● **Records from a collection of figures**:
[Begin]
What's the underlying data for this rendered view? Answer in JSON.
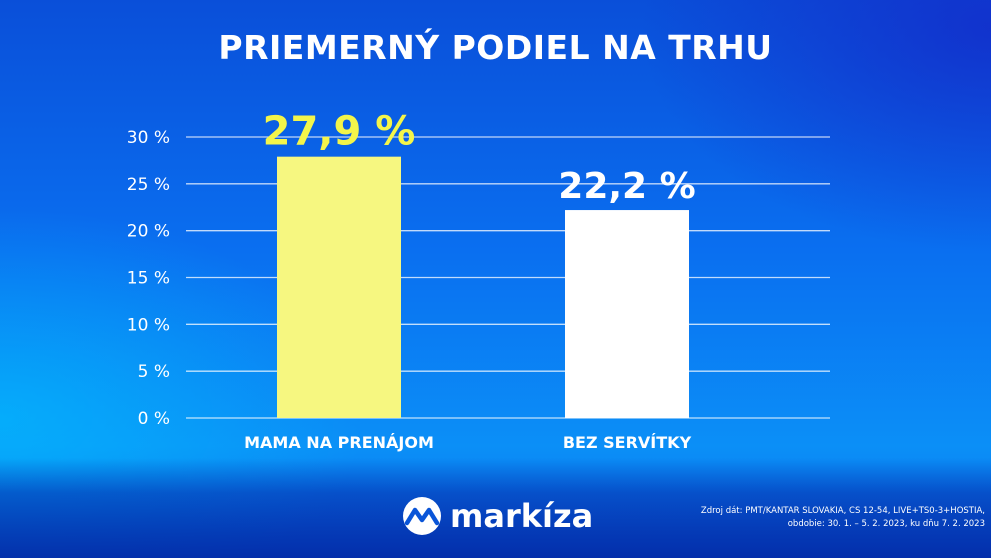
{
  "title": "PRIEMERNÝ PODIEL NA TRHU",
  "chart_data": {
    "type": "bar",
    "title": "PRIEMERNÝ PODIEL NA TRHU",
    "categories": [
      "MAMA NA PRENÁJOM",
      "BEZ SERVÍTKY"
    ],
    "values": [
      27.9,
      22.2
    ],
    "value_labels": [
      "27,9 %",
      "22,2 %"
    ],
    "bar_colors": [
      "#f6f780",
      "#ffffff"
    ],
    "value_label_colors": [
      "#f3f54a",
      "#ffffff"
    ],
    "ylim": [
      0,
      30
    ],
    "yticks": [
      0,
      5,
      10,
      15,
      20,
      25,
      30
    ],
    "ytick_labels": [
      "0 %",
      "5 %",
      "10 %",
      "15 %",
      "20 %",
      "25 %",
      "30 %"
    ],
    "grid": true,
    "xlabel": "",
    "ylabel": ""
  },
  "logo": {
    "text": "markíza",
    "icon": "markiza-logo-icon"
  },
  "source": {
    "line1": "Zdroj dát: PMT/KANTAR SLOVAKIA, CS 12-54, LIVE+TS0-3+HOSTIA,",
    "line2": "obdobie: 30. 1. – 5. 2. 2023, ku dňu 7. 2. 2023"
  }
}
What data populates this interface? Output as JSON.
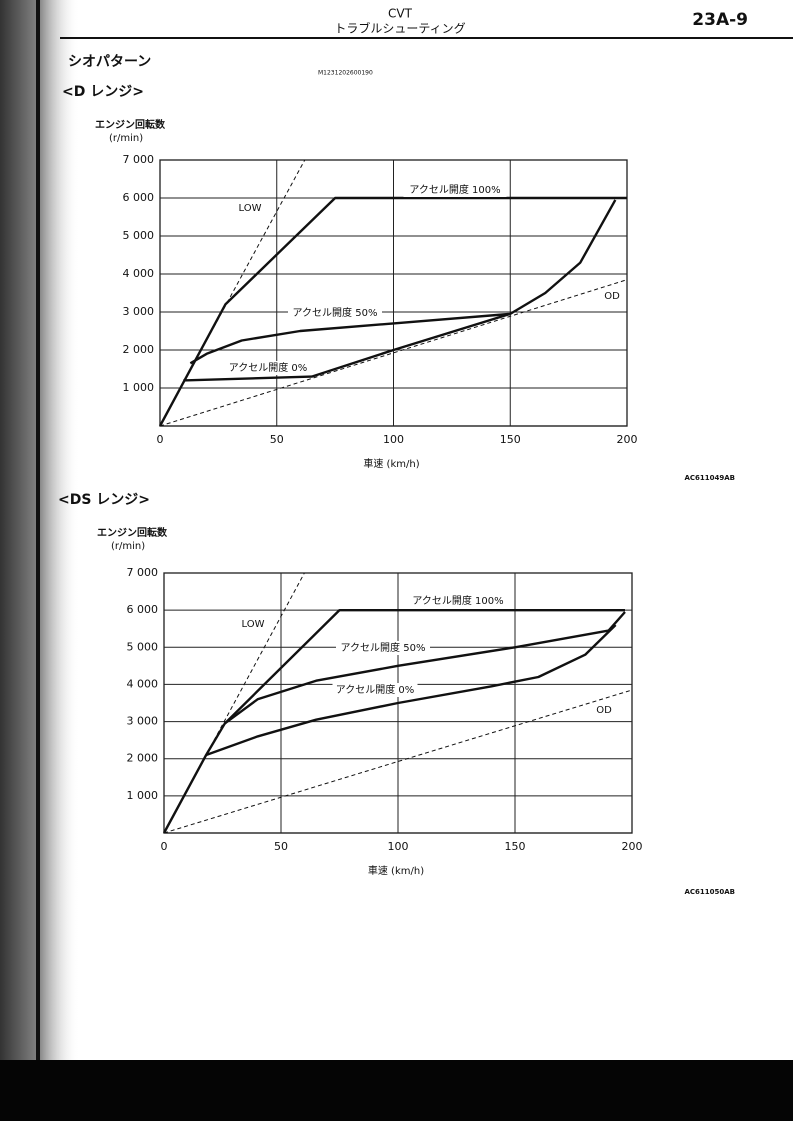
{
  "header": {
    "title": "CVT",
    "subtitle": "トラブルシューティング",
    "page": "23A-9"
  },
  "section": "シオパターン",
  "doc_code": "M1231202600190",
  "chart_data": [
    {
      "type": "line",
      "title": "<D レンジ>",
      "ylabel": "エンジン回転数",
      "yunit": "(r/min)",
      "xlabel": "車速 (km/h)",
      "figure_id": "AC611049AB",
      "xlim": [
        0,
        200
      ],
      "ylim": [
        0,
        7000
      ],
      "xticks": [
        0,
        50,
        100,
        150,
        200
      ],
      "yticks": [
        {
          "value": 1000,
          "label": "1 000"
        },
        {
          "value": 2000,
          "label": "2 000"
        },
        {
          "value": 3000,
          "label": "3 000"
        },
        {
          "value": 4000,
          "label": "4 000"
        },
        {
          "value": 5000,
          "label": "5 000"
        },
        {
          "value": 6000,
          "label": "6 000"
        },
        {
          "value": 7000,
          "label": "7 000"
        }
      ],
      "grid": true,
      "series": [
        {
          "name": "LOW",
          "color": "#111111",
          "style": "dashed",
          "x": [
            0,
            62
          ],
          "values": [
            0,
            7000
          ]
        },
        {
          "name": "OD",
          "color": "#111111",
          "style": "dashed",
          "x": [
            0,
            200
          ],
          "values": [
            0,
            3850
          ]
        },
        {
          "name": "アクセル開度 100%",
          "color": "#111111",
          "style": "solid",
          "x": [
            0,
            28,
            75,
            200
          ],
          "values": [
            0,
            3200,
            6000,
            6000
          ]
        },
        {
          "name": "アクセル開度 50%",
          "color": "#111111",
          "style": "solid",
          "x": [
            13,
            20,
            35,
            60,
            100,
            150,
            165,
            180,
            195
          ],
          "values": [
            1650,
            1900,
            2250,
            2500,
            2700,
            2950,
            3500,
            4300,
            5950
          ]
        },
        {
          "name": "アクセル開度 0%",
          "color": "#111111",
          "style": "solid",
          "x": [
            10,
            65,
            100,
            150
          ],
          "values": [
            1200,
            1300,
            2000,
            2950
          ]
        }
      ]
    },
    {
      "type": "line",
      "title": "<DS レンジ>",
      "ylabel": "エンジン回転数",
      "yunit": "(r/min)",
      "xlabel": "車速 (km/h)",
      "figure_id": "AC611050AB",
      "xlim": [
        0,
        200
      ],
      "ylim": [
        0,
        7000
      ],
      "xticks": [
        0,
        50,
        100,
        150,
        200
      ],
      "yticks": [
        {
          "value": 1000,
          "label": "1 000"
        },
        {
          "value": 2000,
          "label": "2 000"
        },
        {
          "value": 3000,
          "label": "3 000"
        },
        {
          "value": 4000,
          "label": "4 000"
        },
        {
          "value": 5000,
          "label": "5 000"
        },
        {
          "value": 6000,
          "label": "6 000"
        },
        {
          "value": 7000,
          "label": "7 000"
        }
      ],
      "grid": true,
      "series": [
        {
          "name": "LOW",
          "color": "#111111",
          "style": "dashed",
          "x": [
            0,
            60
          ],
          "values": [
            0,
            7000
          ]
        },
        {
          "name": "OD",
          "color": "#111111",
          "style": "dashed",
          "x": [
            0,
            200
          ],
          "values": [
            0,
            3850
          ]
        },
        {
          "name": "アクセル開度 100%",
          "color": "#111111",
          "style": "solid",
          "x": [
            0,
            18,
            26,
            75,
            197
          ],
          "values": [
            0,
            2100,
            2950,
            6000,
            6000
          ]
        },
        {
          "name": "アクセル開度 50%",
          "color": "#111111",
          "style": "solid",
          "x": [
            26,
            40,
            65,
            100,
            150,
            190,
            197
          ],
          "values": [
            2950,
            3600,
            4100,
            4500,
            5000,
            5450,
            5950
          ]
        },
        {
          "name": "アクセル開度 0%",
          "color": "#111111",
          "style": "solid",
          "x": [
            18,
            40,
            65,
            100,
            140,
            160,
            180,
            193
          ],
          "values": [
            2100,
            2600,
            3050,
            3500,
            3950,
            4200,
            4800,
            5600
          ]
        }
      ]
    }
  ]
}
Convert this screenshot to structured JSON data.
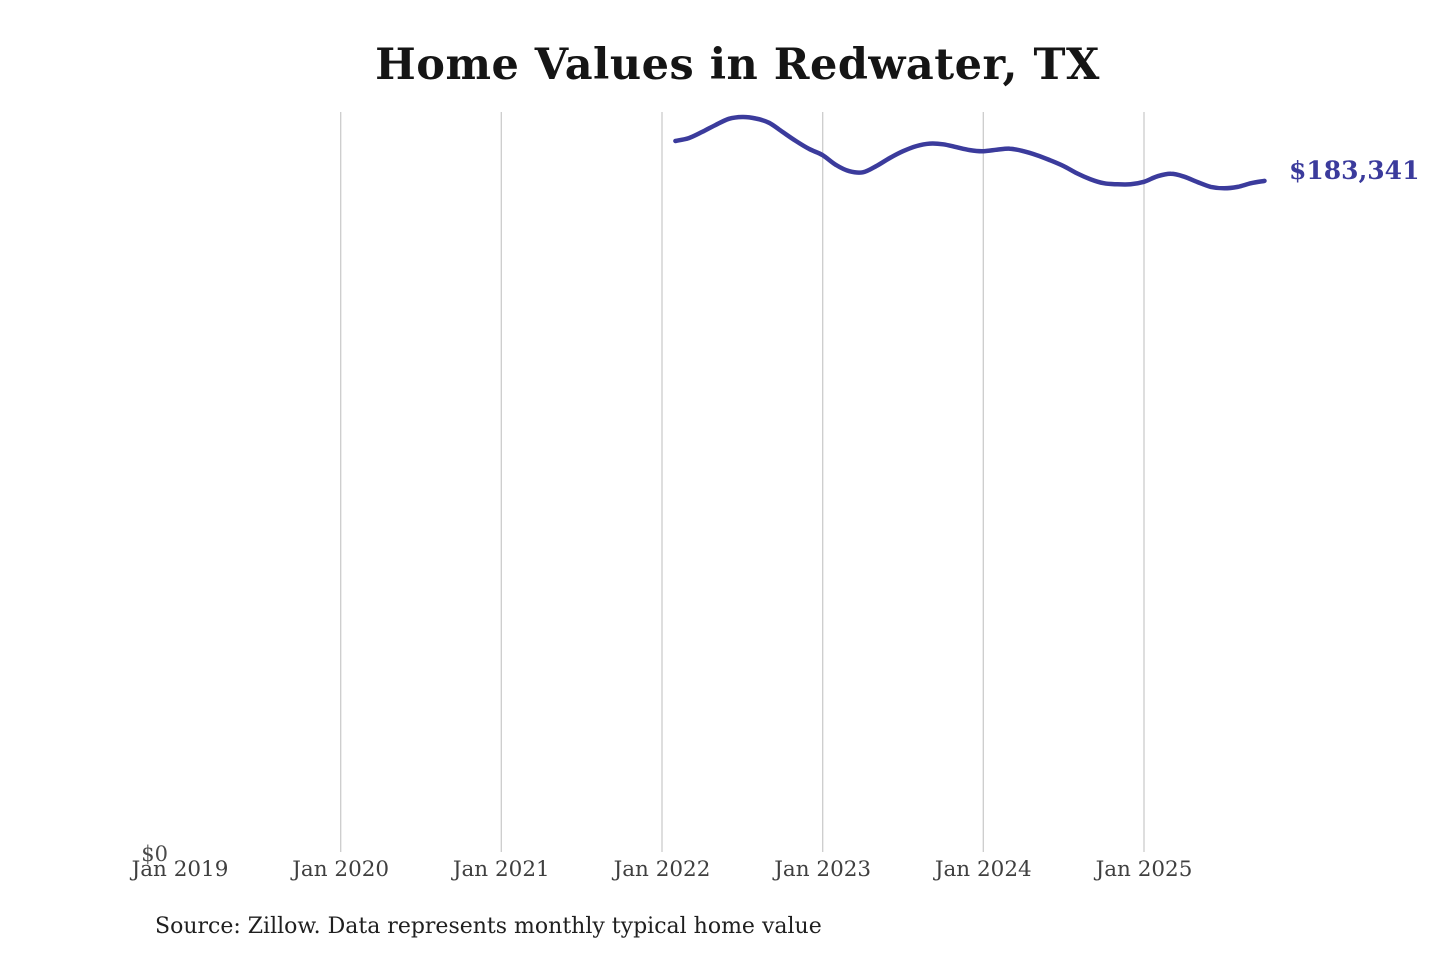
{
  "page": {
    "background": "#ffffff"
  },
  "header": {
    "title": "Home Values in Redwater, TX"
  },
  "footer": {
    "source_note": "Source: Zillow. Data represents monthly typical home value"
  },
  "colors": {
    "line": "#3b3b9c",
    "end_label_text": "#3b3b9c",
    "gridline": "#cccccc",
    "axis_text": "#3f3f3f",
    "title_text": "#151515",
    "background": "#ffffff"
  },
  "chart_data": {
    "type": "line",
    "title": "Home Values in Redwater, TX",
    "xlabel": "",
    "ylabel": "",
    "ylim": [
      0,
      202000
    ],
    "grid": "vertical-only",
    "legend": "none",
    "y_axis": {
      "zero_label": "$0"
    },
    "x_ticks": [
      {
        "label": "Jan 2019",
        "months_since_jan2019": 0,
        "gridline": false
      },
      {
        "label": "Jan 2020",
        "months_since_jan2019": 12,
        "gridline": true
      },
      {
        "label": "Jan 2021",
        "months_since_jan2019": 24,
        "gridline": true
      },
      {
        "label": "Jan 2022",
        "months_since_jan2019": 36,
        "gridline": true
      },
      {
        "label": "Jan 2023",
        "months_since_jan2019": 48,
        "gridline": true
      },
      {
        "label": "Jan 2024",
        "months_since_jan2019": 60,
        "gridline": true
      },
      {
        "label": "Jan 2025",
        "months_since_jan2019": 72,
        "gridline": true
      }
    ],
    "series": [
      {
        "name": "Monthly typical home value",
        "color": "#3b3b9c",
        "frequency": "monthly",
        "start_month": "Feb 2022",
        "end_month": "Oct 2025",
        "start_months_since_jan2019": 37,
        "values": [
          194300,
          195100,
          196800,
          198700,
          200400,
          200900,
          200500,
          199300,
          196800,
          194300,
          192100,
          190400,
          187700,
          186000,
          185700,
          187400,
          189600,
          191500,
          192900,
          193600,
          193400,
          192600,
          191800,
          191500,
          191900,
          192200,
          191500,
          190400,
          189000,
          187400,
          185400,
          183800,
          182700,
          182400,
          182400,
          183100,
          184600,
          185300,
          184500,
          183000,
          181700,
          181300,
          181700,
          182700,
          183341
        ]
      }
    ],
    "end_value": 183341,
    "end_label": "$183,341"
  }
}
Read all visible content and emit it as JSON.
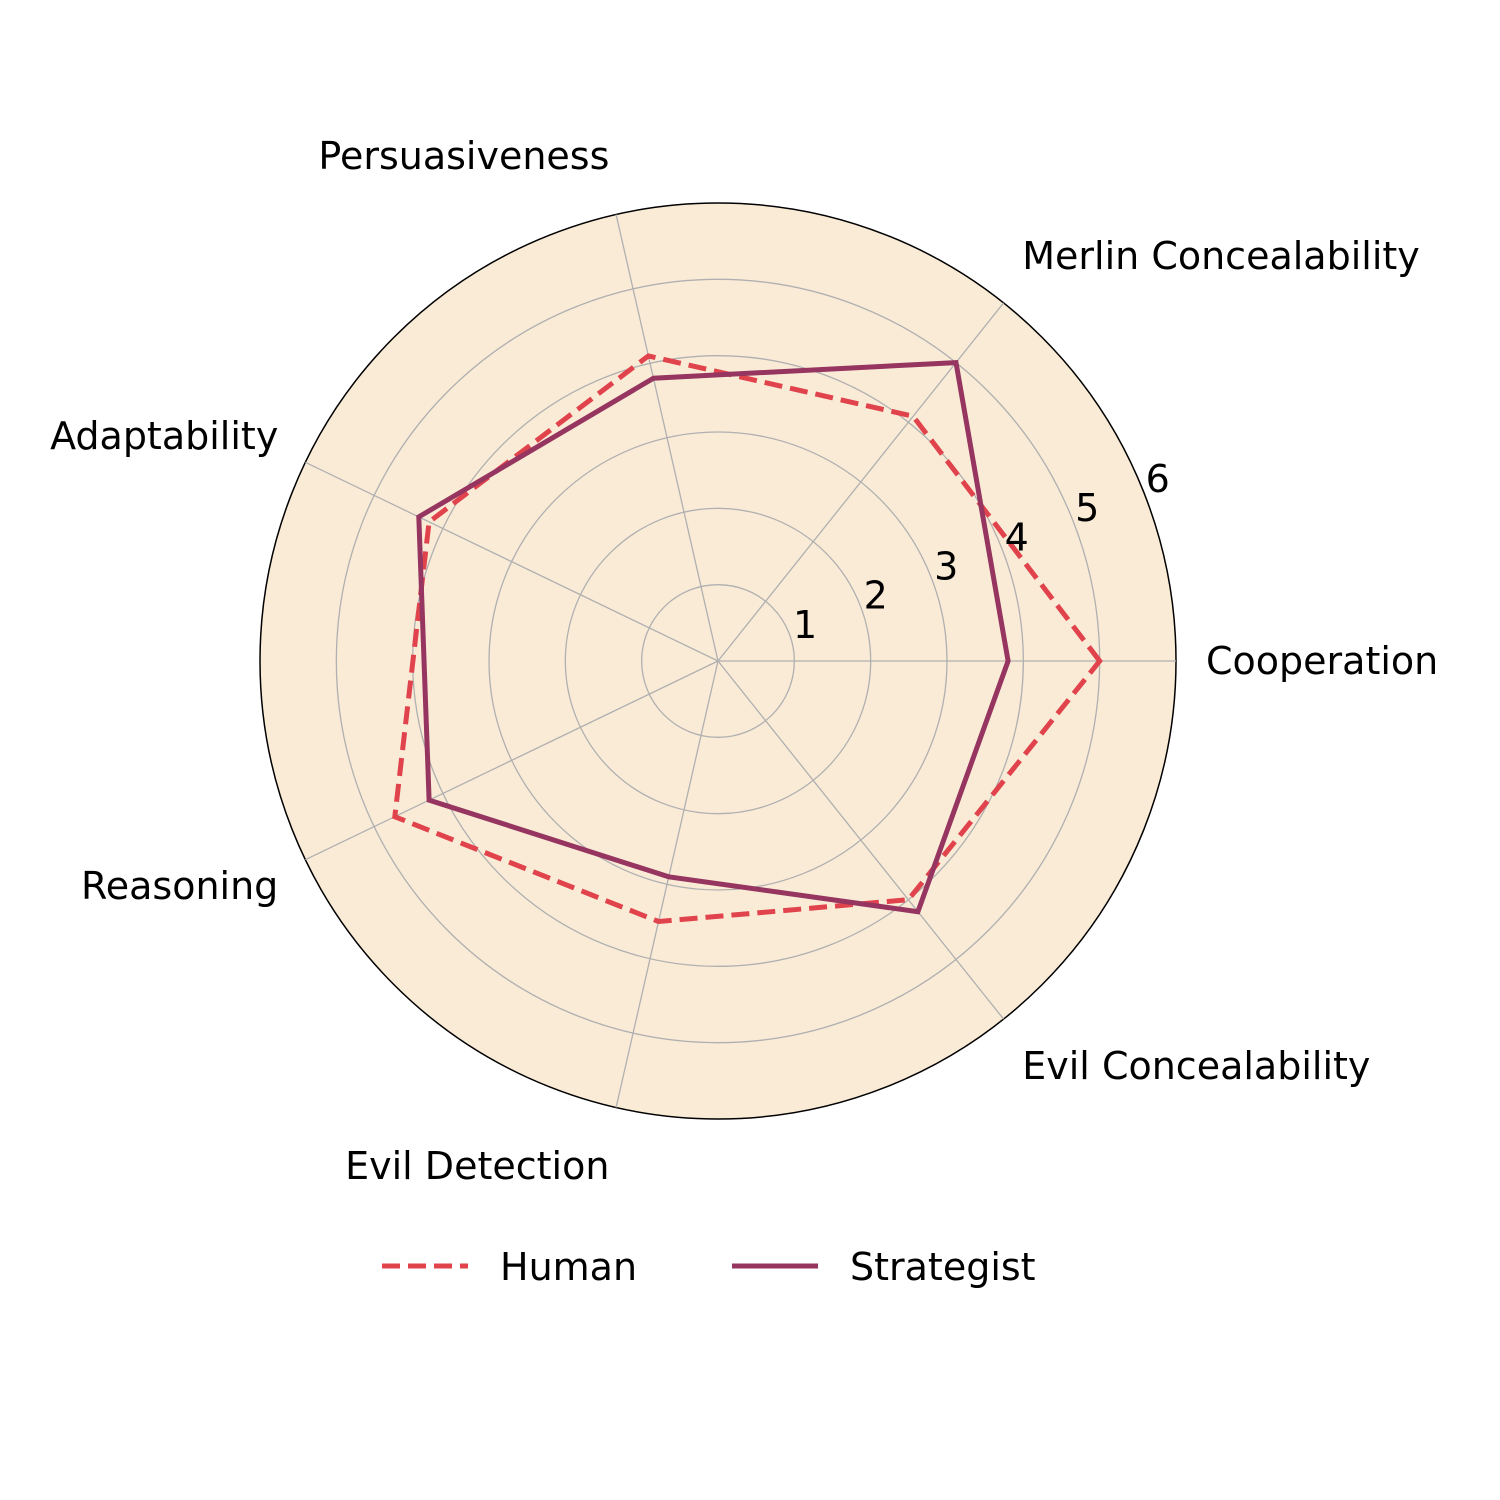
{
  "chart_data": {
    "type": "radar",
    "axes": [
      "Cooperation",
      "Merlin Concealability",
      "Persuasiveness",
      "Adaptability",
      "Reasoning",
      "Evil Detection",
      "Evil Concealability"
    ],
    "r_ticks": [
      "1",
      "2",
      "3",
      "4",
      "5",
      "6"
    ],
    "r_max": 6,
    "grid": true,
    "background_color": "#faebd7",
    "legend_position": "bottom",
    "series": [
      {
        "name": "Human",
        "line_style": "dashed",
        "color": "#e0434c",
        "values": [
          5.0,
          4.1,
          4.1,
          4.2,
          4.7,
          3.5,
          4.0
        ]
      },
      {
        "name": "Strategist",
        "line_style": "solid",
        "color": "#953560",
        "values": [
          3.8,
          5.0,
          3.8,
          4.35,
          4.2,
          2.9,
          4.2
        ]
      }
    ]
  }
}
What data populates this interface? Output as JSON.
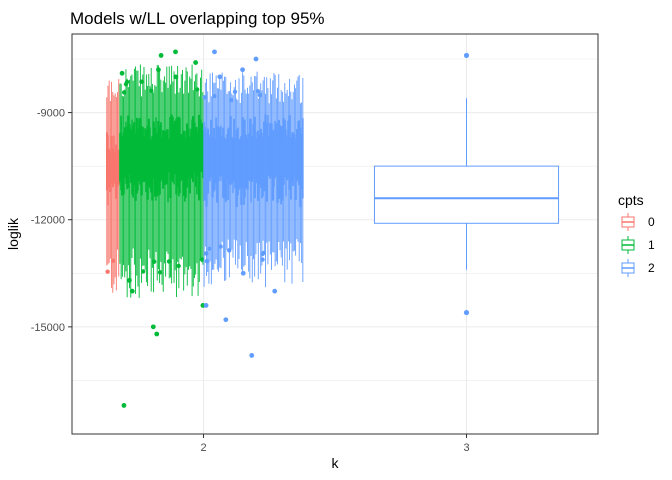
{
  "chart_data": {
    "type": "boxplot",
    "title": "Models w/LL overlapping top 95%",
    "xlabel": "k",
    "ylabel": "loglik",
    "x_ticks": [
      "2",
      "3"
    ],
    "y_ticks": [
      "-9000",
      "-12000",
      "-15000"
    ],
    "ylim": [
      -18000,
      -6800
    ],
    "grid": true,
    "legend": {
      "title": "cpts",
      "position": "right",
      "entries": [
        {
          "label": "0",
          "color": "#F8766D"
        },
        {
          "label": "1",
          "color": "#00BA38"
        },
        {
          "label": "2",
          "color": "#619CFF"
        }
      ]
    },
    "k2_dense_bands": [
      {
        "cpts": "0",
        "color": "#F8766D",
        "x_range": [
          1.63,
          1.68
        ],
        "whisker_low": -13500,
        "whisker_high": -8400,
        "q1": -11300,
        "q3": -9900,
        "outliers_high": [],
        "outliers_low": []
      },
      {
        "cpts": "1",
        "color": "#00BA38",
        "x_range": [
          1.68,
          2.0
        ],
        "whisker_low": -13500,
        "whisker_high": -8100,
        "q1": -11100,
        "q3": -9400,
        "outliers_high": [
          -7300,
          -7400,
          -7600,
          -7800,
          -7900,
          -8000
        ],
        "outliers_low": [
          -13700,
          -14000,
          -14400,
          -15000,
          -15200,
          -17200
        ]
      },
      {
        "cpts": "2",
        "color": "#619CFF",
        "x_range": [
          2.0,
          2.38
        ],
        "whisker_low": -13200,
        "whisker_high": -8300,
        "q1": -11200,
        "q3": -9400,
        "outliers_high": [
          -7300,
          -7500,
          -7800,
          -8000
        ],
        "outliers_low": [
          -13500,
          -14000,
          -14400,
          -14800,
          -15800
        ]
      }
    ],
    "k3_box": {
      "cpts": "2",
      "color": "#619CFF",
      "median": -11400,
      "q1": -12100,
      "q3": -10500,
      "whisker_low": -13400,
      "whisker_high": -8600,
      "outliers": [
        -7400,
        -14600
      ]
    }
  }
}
[End]
● **TO DO**: Pick out every line above that contains the word "JSON" and copy it.

● **TASK SOLUTION**:
What's the underlying data for this rendered view? Answer in JSON.
What data populates this interface? Output as JSON.
Convert this screenshot to structured JSON data.
Read all visible content and emit it as JSON.
What data populates this interface? Output as JSON.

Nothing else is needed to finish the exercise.